§ Information supplied:

• • •

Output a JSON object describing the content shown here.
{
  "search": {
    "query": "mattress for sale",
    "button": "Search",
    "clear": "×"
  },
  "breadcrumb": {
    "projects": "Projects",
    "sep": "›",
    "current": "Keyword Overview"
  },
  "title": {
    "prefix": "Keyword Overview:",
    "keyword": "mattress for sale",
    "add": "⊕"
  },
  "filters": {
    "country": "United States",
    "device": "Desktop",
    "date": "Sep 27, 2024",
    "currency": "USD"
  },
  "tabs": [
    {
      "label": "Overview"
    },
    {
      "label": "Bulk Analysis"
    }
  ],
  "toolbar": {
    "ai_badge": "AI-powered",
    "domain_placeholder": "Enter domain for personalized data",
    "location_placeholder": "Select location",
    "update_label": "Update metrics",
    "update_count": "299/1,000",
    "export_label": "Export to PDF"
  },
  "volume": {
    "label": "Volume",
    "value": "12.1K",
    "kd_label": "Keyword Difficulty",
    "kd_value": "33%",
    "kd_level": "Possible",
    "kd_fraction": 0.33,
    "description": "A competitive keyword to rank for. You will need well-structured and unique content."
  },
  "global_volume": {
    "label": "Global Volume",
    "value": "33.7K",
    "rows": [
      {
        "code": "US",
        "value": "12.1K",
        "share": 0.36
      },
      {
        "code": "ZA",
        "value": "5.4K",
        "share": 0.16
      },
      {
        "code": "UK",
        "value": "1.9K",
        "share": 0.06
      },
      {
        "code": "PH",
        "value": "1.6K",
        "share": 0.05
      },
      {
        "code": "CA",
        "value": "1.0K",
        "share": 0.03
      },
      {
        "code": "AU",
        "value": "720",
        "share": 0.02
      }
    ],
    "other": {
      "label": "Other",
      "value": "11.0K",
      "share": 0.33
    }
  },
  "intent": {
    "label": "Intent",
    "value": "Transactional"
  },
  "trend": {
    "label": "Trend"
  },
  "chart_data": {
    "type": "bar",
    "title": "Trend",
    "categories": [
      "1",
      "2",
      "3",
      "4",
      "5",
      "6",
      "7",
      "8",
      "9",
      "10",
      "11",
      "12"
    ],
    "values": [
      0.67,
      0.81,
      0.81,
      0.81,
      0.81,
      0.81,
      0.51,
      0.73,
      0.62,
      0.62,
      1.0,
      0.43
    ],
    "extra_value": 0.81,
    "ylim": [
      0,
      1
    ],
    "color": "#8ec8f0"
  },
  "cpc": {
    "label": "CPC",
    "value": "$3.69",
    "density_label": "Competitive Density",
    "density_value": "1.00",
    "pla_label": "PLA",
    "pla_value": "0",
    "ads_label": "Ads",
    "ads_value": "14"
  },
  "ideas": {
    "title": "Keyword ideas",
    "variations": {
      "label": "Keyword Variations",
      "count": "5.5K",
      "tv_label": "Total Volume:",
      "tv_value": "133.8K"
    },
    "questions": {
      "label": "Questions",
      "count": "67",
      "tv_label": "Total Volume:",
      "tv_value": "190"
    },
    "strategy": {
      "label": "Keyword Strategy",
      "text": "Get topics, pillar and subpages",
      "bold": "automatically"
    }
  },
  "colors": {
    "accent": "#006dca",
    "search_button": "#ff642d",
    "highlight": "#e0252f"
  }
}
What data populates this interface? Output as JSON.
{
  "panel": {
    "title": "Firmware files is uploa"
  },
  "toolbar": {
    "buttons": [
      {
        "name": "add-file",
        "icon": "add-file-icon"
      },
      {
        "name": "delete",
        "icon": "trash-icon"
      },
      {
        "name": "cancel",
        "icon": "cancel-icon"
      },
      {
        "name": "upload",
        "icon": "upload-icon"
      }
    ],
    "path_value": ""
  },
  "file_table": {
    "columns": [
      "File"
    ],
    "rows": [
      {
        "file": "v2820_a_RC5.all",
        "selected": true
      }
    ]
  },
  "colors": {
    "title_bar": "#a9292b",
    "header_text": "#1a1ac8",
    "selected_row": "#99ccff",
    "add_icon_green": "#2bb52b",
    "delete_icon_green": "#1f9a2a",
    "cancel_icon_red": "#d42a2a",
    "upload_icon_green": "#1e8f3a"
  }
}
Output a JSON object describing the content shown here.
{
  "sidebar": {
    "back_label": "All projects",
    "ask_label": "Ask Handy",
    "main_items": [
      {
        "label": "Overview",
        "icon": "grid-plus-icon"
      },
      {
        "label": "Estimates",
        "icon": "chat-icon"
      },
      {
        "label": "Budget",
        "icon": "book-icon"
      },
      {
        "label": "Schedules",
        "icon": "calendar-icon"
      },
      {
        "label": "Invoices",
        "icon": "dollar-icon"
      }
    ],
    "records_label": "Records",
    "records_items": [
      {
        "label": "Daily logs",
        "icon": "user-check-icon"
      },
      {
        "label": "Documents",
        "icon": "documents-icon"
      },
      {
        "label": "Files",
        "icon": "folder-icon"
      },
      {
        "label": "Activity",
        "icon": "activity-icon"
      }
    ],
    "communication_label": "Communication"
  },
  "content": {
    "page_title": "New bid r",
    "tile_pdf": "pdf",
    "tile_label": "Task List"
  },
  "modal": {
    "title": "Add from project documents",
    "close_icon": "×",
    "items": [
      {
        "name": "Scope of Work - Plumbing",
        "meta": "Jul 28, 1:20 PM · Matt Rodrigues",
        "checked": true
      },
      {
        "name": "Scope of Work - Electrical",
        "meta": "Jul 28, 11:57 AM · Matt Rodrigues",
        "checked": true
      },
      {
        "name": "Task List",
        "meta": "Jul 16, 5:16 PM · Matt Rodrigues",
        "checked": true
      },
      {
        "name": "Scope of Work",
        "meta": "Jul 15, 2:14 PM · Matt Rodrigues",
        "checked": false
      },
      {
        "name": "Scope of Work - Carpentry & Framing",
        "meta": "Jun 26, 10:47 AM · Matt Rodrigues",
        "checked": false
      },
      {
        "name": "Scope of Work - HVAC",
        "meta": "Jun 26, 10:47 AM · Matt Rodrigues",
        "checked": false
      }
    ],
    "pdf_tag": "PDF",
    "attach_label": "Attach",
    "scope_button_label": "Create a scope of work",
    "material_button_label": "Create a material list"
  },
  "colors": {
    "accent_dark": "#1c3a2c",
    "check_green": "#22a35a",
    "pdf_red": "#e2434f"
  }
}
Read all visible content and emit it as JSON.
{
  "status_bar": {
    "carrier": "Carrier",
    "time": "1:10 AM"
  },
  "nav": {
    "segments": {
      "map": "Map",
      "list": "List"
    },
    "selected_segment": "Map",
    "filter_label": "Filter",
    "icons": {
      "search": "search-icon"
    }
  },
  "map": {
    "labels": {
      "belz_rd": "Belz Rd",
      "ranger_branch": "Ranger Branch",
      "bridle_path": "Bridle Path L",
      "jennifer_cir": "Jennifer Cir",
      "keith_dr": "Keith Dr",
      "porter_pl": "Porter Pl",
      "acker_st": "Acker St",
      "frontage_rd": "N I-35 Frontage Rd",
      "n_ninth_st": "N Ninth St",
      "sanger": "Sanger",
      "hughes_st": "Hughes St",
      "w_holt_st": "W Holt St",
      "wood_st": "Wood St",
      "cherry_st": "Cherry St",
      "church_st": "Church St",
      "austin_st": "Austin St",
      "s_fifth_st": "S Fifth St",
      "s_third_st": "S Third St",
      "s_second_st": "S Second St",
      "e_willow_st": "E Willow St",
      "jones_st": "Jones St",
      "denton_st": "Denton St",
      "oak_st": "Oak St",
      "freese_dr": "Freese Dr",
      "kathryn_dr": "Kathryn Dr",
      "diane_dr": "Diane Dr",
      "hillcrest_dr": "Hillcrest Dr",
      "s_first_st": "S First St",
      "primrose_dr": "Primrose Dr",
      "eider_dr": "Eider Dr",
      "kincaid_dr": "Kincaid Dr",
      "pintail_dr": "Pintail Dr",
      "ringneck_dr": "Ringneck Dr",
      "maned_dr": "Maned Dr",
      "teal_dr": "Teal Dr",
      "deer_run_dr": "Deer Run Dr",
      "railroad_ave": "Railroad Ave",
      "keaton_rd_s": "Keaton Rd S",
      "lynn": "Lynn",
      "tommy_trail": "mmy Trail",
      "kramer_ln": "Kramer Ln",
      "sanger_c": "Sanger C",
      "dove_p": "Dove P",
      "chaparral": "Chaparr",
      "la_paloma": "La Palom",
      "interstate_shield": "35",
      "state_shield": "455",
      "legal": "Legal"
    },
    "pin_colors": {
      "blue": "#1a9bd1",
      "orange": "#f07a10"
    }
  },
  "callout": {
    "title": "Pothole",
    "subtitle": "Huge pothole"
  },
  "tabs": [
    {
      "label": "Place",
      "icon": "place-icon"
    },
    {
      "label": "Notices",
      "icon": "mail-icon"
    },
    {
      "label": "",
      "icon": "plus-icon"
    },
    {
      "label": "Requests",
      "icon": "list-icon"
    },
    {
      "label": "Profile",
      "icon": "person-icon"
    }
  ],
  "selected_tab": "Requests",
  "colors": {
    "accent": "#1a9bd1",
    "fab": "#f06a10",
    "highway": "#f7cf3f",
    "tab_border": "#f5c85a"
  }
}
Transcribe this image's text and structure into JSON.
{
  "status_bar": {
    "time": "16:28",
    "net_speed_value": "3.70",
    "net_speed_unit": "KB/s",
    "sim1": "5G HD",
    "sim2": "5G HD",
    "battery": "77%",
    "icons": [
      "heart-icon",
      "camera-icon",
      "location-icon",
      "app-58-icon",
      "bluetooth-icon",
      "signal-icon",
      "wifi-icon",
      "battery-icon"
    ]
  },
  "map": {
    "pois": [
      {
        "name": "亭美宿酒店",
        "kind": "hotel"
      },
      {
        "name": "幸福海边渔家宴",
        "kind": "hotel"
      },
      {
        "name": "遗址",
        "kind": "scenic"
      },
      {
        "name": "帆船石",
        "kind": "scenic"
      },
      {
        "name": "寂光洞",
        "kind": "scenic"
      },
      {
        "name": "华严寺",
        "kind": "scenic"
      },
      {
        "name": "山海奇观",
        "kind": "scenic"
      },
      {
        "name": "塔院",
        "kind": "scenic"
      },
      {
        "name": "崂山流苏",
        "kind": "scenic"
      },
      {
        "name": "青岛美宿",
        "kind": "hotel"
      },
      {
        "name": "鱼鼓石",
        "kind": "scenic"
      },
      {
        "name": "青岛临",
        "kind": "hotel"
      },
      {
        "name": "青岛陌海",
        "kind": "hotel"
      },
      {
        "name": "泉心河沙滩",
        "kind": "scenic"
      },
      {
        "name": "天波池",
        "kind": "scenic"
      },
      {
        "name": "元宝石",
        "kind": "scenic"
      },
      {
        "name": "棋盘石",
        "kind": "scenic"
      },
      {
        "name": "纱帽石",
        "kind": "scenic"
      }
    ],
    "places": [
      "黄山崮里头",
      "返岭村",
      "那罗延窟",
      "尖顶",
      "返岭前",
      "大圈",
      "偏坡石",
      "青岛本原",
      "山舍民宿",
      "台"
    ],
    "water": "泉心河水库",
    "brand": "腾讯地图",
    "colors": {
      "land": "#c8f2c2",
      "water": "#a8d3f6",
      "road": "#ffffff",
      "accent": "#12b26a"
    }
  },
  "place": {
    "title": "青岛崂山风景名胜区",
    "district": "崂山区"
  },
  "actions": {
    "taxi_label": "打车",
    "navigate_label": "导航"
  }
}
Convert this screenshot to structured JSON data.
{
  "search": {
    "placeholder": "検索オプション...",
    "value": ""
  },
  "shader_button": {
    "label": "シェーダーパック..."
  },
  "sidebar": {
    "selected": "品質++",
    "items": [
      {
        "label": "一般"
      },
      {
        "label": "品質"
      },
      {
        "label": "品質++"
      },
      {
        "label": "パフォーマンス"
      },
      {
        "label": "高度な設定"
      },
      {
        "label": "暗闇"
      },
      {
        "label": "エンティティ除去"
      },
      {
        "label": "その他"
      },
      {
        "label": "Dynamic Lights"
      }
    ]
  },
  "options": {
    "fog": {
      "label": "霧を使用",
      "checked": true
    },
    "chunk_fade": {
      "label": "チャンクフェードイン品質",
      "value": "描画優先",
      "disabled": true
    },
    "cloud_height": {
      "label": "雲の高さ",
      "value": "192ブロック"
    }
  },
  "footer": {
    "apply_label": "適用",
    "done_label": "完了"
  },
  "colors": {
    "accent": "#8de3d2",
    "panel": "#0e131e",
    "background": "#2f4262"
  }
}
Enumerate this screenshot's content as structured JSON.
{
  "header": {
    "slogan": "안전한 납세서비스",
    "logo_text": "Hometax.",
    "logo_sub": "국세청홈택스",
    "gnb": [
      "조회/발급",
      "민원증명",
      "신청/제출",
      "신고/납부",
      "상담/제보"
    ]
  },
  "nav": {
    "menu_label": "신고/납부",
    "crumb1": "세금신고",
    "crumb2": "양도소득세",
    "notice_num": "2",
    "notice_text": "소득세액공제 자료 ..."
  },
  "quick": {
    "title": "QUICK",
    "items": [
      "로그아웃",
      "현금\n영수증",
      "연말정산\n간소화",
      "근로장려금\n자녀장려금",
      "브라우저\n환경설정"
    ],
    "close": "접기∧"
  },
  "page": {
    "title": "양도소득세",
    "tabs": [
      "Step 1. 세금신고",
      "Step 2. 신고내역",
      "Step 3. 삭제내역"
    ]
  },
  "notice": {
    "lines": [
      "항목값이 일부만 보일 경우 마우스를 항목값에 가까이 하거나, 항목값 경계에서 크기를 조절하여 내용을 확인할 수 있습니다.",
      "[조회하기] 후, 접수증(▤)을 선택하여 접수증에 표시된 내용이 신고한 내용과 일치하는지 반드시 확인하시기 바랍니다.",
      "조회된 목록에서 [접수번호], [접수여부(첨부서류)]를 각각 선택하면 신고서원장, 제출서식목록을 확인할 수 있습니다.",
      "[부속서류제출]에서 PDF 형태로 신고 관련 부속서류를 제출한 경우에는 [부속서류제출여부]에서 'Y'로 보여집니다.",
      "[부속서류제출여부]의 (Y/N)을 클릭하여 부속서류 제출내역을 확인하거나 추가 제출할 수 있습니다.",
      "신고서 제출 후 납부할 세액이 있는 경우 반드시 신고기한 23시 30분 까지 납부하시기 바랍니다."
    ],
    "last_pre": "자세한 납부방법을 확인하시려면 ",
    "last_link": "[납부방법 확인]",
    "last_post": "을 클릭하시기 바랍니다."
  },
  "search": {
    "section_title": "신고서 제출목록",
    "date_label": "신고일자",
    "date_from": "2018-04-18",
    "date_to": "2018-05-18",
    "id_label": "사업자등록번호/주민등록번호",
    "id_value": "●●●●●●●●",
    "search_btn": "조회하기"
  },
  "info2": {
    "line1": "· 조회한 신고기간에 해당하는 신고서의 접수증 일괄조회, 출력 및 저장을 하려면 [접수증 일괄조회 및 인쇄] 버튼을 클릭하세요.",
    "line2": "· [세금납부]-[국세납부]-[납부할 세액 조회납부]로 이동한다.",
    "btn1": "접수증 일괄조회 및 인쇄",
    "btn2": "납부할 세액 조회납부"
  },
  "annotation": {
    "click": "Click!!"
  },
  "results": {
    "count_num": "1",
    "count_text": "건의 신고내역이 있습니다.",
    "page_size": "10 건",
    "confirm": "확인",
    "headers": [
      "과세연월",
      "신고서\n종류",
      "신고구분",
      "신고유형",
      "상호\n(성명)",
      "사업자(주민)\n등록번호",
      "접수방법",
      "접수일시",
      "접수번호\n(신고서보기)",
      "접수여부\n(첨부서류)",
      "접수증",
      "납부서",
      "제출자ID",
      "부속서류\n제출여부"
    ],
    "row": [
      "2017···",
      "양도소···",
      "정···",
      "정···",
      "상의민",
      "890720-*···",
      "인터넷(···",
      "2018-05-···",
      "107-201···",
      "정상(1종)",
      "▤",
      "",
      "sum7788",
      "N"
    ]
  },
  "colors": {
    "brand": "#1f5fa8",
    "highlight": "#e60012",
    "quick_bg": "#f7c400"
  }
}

• • •

Give the count of lines holding the word "있습니다" and nothing more.

4